**Aim:**
All of the data below must be repeated exactly.

------ Given data ------

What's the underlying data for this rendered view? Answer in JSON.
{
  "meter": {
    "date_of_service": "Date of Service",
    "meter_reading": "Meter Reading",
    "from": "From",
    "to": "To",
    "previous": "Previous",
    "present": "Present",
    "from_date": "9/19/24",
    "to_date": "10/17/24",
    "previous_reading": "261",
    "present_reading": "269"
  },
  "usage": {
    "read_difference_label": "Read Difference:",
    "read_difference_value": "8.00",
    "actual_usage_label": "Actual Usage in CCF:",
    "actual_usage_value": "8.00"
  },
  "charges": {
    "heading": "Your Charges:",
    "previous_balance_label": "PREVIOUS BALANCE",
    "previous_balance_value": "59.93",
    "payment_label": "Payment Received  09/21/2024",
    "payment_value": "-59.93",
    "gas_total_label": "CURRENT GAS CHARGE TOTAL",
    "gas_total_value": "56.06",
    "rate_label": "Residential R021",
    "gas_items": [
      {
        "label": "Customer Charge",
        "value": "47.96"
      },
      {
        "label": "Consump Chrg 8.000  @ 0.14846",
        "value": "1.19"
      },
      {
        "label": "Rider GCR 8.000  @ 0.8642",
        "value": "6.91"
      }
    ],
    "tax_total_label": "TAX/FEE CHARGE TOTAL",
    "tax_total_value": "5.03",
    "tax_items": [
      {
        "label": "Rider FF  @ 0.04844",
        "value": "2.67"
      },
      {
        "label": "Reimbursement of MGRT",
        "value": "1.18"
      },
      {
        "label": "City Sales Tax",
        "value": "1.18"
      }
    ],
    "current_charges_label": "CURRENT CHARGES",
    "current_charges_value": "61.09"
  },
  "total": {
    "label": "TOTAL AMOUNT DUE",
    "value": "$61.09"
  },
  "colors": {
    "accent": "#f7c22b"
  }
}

------

**Exercise solution:**
What's the underlying data for this rendered view? Answer in JSON.
{
  "meter": {
    "date_of_service": "Date of Service",
    "meter_reading": "Meter Reading",
    "from": "From",
    "to": "To",
    "previous": "Previous",
    "present": "Present",
    "from_date": "9/19/24",
    "to_date": "10/17/24",
    "previous_reading": "261",
    "present_reading": "269"
  },
  "usage": {
    "read_difference_label": "Read Difference:",
    "read_difference_value": "8.00",
    "actual_usage_label": "Actual Usage in CCF:",
    "actual_usage_value": "8.00"
  },
  "charges": {
    "heading": "Your Charges:",
    "previous_balance_label": "PREVIOUS BALANCE",
    "previous_balance_value": "59.93",
    "payment_label": "Payment Received  09/21/2024",
    "payment_value": "-59.93",
    "gas_total_label": "CURRENT GAS CHARGE TOTAL",
    "gas_total_value": "56.06",
    "rate_label": "Residential R021",
    "gas_items": [
      {
        "label": "Customer Charge",
        "value": "47.96"
      },
      {
        "label": "Consump Chrg 8.000  @ 0.14846",
        "value": "1.19"
      },
      {
        "label": "Rider GCR 8.000  @ 0.8642",
        "value": "6.91"
      }
    ],
    "tax_total_label": "TAX/FEE CHARGE TOTAL",
    "tax_total_value": "5.03",
    "tax_items": [
      {
        "label": "Rider FF  @ 0.04844",
        "value": "2.67"
      },
      {
        "label": "Reimbursement of MGRT",
        "value": "1.18"
      },
      {
        "label": "City Sales Tax",
        "value": "1.18"
      }
    ],
    "current_charges_label": "CURRENT CHARGES",
    "current_charges_value": "61.09"
  },
  "total": {
    "label": "TOTAL AMOUNT DUE",
    "value": "$61.09"
  },
  "colors": {
    "accent": "#f7c22b"
  }
}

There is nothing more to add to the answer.